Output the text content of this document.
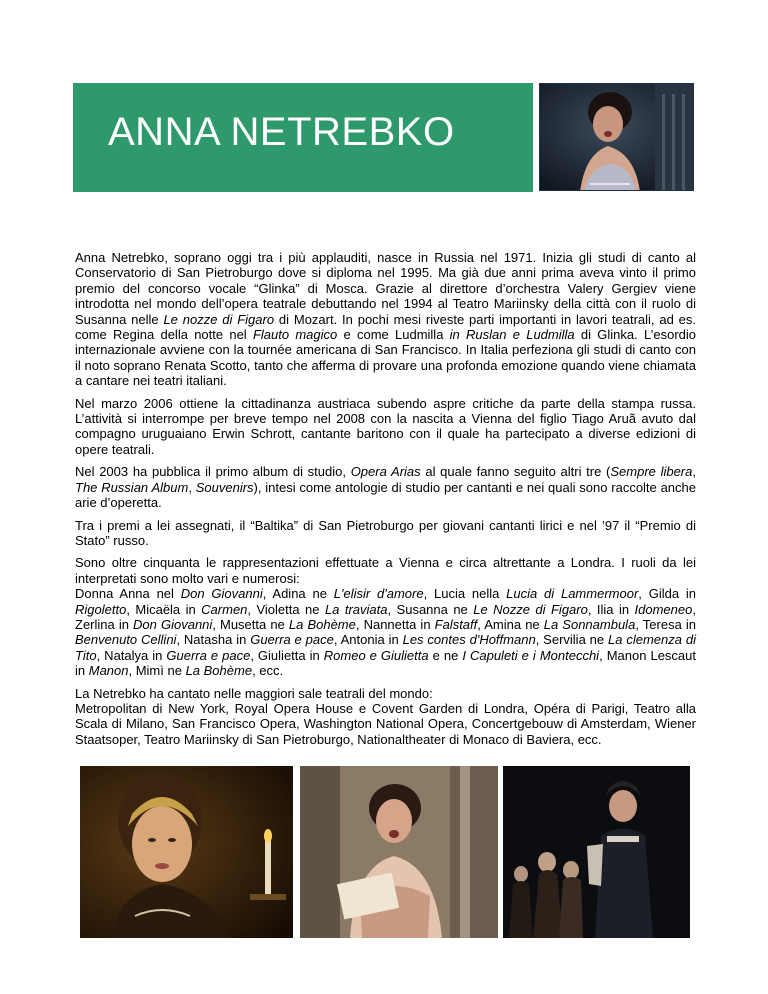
ANNA NETREBKO

Anna Netrebko, soprano oggi tra i più applauditi, nasce in Russia nel 1971. Inizia gli studi di canto al Conservatorio di San Pietroburgo dove si diploma nel 1995. Ma già due anni prima aveva vinto il primo premio del concorso vocale “Glinka” di Mosca. Grazie al direttore d’orchestra Valery Gergiev viene introdotta nel mondo dell’opera teatrale debuttando nel 1994 al Teatro Mariinsky della città con il ruolo di Susanna nelle Le nozze di Figaro di Mozart. In pochi mesi riveste parti importanti in lavori teatrali, ad es. come Regina della notte nel Flauto magico e come Ludmilla in Ruslan e Ludmilla di Glinka. L’esordio internazionale avviene con la tournée americana di San Francisco. In Italia perfeziona gli studi di canto con il noto soprano Renata Scotto, tanto che afferma di provare una profonda emozione quando viene chiamata a cantare nei teatri italiani.

Nel marzo 2006 ottiene la cittadinanza austriaca subendo aspre critiche da parte della stampa russa. L’attività si interrompe per breve tempo nel 2008 con la nascita a Vienna del figlio Tiago Aruã avuto dal compagno uruguaiano Erwin Schrott, cantante baritono con il quale ha partecipato a diverse edizioni di opere teatrali.

Nel 2003 ha pubblica il primo album di studio, Opera Arias al quale fanno seguito altri tre (Sempre libera, The Russian Album, Souvenirs), intesi come antologie di studio per cantanti e nei quali sono raccolte anche arie d’operetta.

Tra i premi a lei assegnati, il “Baltika” di San Pietroburgo per giovani cantanti lirici e nel ’97 il “Premio di Stato” russo.

Sono oltre cinquanta le rappresentazioni effettuate a Vienna e circa altrettante a Londra. I ruoli da lei interpretati sono molto vari e numerosi:
Donna Anna nel Don Giovanni, Adina ne L'elisir d'amore, Lucia nella Lucia di Lammermoor, Gilda in Rigoletto, Micaëla in Carmen, Violetta ne La traviata, Susanna ne Le Nozze di Figaro, Ilia in Idomeneo, Zerlina in Don Giovanni, Musetta ne La Bohème, Nannetta in Falstaff, Amina ne La Sonnambula, Teresa in Benvenuto Cellini, Natasha in Guerra e pace, Antonia in Les contes d'Hoffmann, Servilia ne La clemenza di Tito, Natalya in Guerra e pace, Giulietta in Romeo e Giulietta e ne I Capuleti e i Montecchi, Manon Lescaut in Manon, Mimì ne La Bohème, ecc.

La Netrebko ha cantato nelle maggiori sale teatrali del mondo:
Metropolitan di New York, Royal Opera House e Covent Garden di Londra, Opéra di Parigi, Teatro alla Scala di Milano, San Francisco Opera, Washington National Opera, Concertgebouw di Amsterdam, Wiener Staatsoper, Teatro Mariinsky di San Pietroburgo, Nationaltheater di Monaco di Baviera, ecc.
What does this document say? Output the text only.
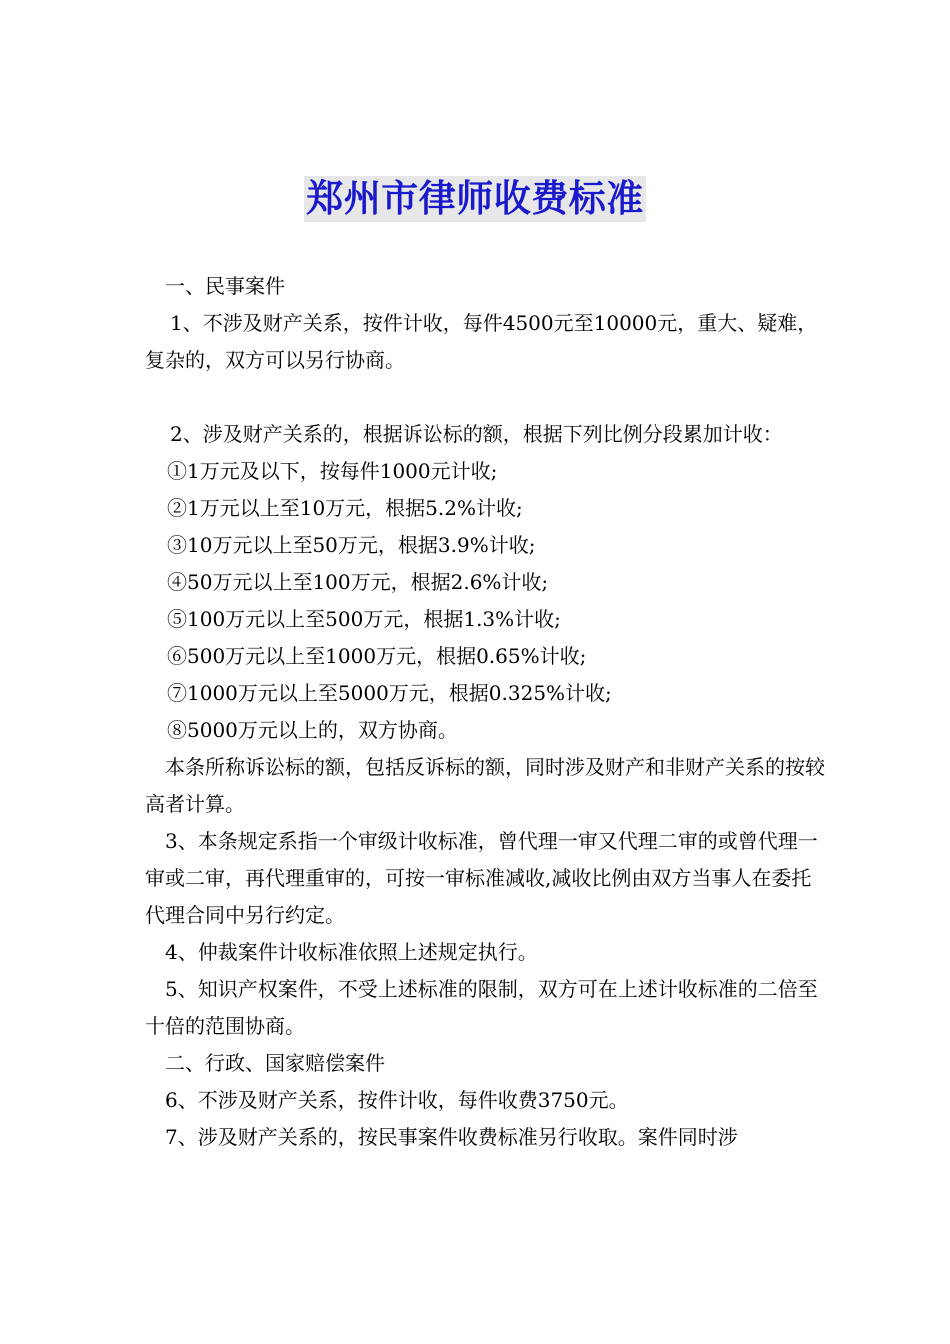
郑州市律师收费标准

一、民事案件

1、不涉及财产关系，按件计收，每件4500元至10000元，重大、疑难，复杂的，双方可以另行协商。

2、涉及财产关系的，根据诉讼标的额，根据下列比例分段累加计收：

①1万元及以下，按每件1000元计收;

②1万元以上至10万元，根据5.2%计收;

③10万元以上至50万元，根据3.9%计收;

④50万元以上至100万元，根据2.6%计收;

⑤100万元以上至500万元，根据1.3%计收;

⑥500万元以上至1000万元，根据0.65%计收;

⑦1000万元以上至5000万元，根据0.325%计收;

⑧5000万元以上的，双方协商。

本条所称诉讼标的额，包括反诉标的额，同时涉及财产和非财产关系的按较高者计算。

3、本条规定系指一个审级计收标准，曾代理一审又代理二审的或曾代理一审或二审，再代理重审的，可按一审标准减收,减收比例由双方当事人在委托代理合同中另行约定。

4、仲裁案件计收标准依照上述规定执行。

5、知识产权案件，不受上述标准的限制，双方可在上述计收标准的二倍至十倍的范围协商。

二、行政、国家赔偿案件

6、不涉及财产关系，按件计收，每件收费3750元。

7、涉及财产关系的，按民事案件收费标准另行收取。案件同时涉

──────────

Problem description:
Starting at the line with "What does this", output each line through the final one of the listing above, and nothing else. Pictures are to be left out.

Written solution:
What does this document say? Output the text only.
郑州市律师收费标准

一、民事案件

1、不涉及财产关系，按件计收，每件4500元至10000元，重大、疑难，复杂的，双方可以另行协商。

2、涉及财产关系的，根据诉讼标的额，根据下列比例分段累加计收：

①1万元及以下，按每件1000元计收;

②1万元以上至10万元，根据5.2%计收;

③10万元以上至50万元，根据3.9%计收;

④50万元以上至100万元，根据2.6%计收;

⑤100万元以上至500万元，根据1.3%计收;

⑥500万元以上至1000万元，根据0.65%计收;

⑦1000万元以上至5000万元，根据0.325%计收;

⑧5000万元以上的，双方协商。

本条所称诉讼标的额，包括反诉标的额，同时涉及财产和非财产关系的按较高者计算。

3、本条规定系指一个审级计收标准，曾代理一审又代理二审的或曾代理一审或二审，再代理重审的，可按一审标准减收,减收比例由双方当事人在委托代理合同中另行约定。

4、仲裁案件计收标准依照上述规定执行。

5、知识产权案件，不受上述标准的限制，双方可在上述计收标准的二倍至十倍的范围协商。

二、行政、国家赔偿案件

6、不涉及财产关系，按件计收，每件收费3750元。

7、涉及财产关系的，按民事案件收费标准另行收取。案件同时涉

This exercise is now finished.